Records
===============

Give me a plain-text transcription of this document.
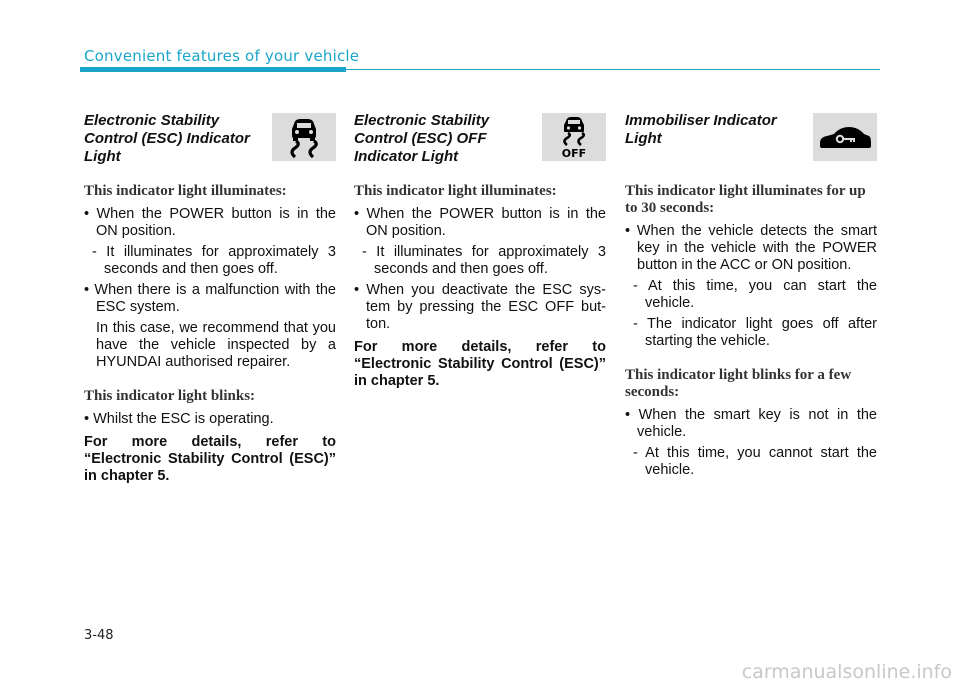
Convenient features of your vehicle
Electronic Stability Control (ESC) Indicator Light
This indicator light illuminates:
• When the POWER button is in the ON position.
- It illuminates for approximately 3 seconds and then goes off.
• When there is a malfunction with the ESC system.
In this case, we recommend that you have the vehicle inspected by a HYUNDAI authorised repairer.
This indicator light blinks:
• Whilst the ESC is operating.
For more details, refer to “Electronic Stability Control (ESC)” in chapter 5.
Electronic Stability Control (ESC) OFF Indicator Light	OFF
This indicator light illuminates:
• When the POWER button is in the ON position.
- It illuminates for approximately 3 seconds and then goes off.
• When you deactivate the ESC sys-tem by pressing the ESC OFF but-ton.
For more details, refer to “Electronic Stability Control (ESC)” in chapter 5.
Immobiliser Indicator Light
This indicator light illuminates for up to 30 seconds:
• When the vehicle detects the smart key in the vehicle with the POWER button in the ACC or ON position.
- At this time, you can start the vehicle.
- The indicator light goes off after starting the vehicle.
This indicator light blinks for a few seconds:
• When the smart key is not in the vehicle.
- At this time, you cannot start the vehicle.
3-48
carmanualsonline.info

===============

Exercise goal
Leave every image out, and retype the material exactly.

Finished task
Give me a plain-text transcription of this document.
Convenient features of your vehicle
Electronic Stability Control (ESC) Indicator Light
This indicator light illuminates:
• When the POWER button is in the ON position.
- It illuminates for approximately 3 seconds and then goes off.
• When there is a malfunction with the ESC system.
In this case, we recommend that you have the vehicle inspected by a HYUNDAI authorised repairer.
This indicator light blinks:
• Whilst the ESC is operating.
For more details, refer to “Electronic Stability Control (ESC)” in chapter 5.
Electronic Stability Control (ESC) OFF Indicator Light	OFF
This indicator light illuminates:
• When the POWER button is in the ON position.
- It illuminates for approximately 3 seconds and then goes off.
• When you deactivate the ESC sys-tem by pressing the ESC OFF but-ton.
For more details, refer to “Electronic Stability Control (ESC)” in chapter 5.
Immobiliser Indicator Light
This indicator light illuminates for up to 30 seconds:
• When the vehicle detects the smart key in the vehicle with the POWER button in the ACC or ON position.
- At this time, you can start the vehicle.
- The indicator light goes off after starting the vehicle.
This indicator light blinks for a few seconds:
• When the smart key is not in the vehicle.
- At this time, you cannot start the vehicle.
3-48
carmanualsonline.info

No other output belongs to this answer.